**Task requirements**.
Copy out these rows word for word.

**Material to process**.
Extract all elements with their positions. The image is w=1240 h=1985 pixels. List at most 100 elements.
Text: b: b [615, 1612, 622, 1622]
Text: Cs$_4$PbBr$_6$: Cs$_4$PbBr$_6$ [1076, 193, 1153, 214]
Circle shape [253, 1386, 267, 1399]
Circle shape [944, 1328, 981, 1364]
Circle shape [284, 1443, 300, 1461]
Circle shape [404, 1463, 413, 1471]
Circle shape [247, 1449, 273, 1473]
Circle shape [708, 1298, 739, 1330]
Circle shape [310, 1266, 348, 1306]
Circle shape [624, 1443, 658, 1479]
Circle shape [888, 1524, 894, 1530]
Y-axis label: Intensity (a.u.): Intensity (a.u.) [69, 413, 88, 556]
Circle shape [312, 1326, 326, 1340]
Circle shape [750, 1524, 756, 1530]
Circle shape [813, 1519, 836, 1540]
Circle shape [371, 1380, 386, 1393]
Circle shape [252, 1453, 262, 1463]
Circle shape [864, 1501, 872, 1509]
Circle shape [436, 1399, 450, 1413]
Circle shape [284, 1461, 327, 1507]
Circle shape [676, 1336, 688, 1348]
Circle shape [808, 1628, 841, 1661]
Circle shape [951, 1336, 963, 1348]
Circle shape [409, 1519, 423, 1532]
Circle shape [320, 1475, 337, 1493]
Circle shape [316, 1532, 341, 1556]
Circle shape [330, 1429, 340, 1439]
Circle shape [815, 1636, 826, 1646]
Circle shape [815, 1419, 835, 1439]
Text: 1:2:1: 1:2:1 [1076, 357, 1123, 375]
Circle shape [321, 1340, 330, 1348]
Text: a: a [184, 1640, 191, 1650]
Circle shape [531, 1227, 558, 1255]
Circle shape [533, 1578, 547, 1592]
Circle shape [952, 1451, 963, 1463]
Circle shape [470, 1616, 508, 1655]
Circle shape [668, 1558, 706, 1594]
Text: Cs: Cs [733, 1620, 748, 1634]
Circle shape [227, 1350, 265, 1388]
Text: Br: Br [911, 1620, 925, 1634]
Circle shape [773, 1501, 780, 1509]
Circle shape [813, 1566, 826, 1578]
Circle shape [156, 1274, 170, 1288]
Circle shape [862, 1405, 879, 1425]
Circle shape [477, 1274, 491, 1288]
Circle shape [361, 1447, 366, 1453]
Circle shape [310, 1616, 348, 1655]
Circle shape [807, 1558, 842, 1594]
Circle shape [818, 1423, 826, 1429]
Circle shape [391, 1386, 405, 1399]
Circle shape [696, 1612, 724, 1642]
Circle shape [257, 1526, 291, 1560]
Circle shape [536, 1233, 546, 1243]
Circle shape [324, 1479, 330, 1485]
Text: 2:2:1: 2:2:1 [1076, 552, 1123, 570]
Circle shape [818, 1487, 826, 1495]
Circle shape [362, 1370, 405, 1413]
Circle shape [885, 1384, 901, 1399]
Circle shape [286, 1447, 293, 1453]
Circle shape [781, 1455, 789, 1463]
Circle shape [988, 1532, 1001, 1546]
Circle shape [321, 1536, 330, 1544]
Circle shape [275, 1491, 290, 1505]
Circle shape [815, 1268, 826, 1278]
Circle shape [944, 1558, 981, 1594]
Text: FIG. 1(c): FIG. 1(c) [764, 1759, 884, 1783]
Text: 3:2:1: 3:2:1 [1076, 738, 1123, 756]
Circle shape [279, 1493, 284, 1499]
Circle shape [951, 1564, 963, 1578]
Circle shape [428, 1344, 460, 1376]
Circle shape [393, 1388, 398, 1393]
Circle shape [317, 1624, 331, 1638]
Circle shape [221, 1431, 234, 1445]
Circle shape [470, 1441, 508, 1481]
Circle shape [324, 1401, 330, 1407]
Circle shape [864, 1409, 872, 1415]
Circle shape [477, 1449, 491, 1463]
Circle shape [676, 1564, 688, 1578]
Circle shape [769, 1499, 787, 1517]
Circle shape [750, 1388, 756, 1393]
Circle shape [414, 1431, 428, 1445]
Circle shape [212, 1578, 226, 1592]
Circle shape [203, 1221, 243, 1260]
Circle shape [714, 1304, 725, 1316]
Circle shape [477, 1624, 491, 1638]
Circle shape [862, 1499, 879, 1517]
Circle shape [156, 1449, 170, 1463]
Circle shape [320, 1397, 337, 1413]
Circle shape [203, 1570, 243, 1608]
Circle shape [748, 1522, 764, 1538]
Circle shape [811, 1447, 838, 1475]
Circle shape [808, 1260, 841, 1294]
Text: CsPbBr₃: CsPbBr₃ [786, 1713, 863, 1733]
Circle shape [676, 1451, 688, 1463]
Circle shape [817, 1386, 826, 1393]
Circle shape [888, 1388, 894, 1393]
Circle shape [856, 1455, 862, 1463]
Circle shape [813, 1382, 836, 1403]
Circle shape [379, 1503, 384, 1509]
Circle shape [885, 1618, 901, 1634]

**Finished task**.
Extract all elements with their positions. The image is w=1240 h=1985 pixels. List at most 100 elements.
Text: b: b [615, 1612, 622, 1622]
Text: Cs$_4$PbBr$_6$: Cs$_4$PbBr$_6$ [1076, 193, 1153, 214]
Circle shape [253, 1386, 267, 1399]
Circle shape [944, 1328, 981, 1364]
Circle shape [284, 1443, 300, 1461]
Circle shape [404, 1463, 413, 1471]
Circle shape [247, 1449, 273, 1473]
Circle shape [708, 1298, 739, 1330]
Circle shape [310, 1266, 348, 1306]
Circle shape [624, 1443, 658, 1479]
Circle shape [888, 1524, 894, 1530]
Y-axis label: Intensity (a.u.): Intensity (a.u.) [69, 413, 88, 556]
Circle shape [312, 1326, 326, 1340]
Circle shape [750, 1524, 756, 1530]
Circle shape [813, 1519, 836, 1540]
Circle shape [371, 1380, 386, 1393]
Circle shape [252, 1453, 262, 1463]
Circle shape [864, 1501, 872, 1509]
Circle shape [436, 1399, 450, 1413]
Circle shape [284, 1461, 327, 1507]
Circle shape [676, 1336, 688, 1348]
Circle shape [808, 1628, 841, 1661]
Circle shape [951, 1336, 963, 1348]
Circle shape [409, 1519, 423, 1532]
Circle shape [320, 1475, 337, 1493]
Circle shape [316, 1532, 341, 1556]
Circle shape [330, 1429, 340, 1439]
Circle shape [815, 1636, 826, 1646]
Circle shape [815, 1419, 835, 1439]
Text: 1:2:1: 1:2:1 [1076, 357, 1123, 375]
Circle shape [321, 1340, 330, 1348]
Text: a: a [184, 1640, 191, 1650]
Circle shape [531, 1227, 558, 1255]
Circle shape [533, 1578, 547, 1592]
Circle shape [952, 1451, 963, 1463]
Circle shape [470, 1616, 508, 1655]
Circle shape [668, 1558, 706, 1594]
Text: Cs: Cs [733, 1620, 748, 1634]
Circle shape [227, 1350, 265, 1388]
Text: Br: Br [911, 1620, 925, 1634]
Circle shape [773, 1501, 780, 1509]
Circle shape [813, 1566, 826, 1578]
Circle shape [156, 1274, 170, 1288]
Circle shape [862, 1405, 879, 1425]
Circle shape [477, 1274, 491, 1288]
Circle shape [361, 1447, 366, 1453]
Circle shape [310, 1616, 348, 1655]
Circle shape [807, 1558, 842, 1594]
Circle shape [818, 1423, 826, 1429]
Circle shape [391, 1386, 405, 1399]
Circle shape [696, 1612, 724, 1642]
Circle shape [257, 1526, 291, 1560]
Circle shape [536, 1233, 546, 1243]
Circle shape [324, 1479, 330, 1485]
Text: 2:2:1: 2:2:1 [1076, 552, 1123, 570]
Circle shape [818, 1487, 826, 1495]
Circle shape [362, 1370, 405, 1413]
Circle shape [885, 1384, 901, 1399]
Circle shape [286, 1447, 293, 1453]
Circle shape [781, 1455, 789, 1463]
Circle shape [988, 1532, 1001, 1546]
Circle shape [321, 1536, 330, 1544]
Circle shape [275, 1491, 290, 1505]
Circle shape [815, 1268, 826, 1278]
Circle shape [944, 1558, 981, 1594]
Text: FIG. 1(c): FIG. 1(c) [764, 1759, 884, 1783]
Text: 3:2:1: 3:2:1 [1076, 738, 1123, 756]
Circle shape [279, 1493, 284, 1499]
Circle shape [951, 1564, 963, 1578]
Circle shape [428, 1344, 460, 1376]
Circle shape [393, 1388, 398, 1393]
Circle shape [317, 1624, 331, 1638]
Circle shape [221, 1431, 234, 1445]
Circle shape [470, 1441, 508, 1481]
Circle shape [324, 1401, 330, 1407]
Circle shape [864, 1409, 872, 1415]
Circle shape [477, 1449, 491, 1463]
Circle shape [676, 1564, 688, 1578]
Circle shape [769, 1499, 787, 1517]
Circle shape [750, 1388, 756, 1393]
Circle shape [414, 1431, 428, 1445]
Circle shape [212, 1578, 226, 1592]
Circle shape [203, 1221, 243, 1260]
Circle shape [714, 1304, 725, 1316]
Circle shape [477, 1624, 491, 1638]
Circle shape [862, 1499, 879, 1517]
Circle shape [156, 1449, 170, 1463]
Circle shape [320, 1397, 337, 1413]
Circle shape [203, 1570, 243, 1608]
Circle shape [748, 1522, 764, 1538]
Circle shape [811, 1447, 838, 1475]
Circle shape [808, 1260, 841, 1294]
Text: CsPbBr₃: CsPbBr₃ [786, 1713, 863, 1733]
Circle shape [676, 1451, 688, 1463]
Circle shape [817, 1386, 826, 1393]
Circle shape [888, 1388, 894, 1393]
Circle shape [856, 1455, 862, 1463]
Circle shape [813, 1382, 836, 1403]
Circle shape [379, 1503, 384, 1509]
Circle shape [885, 1618, 901, 1634]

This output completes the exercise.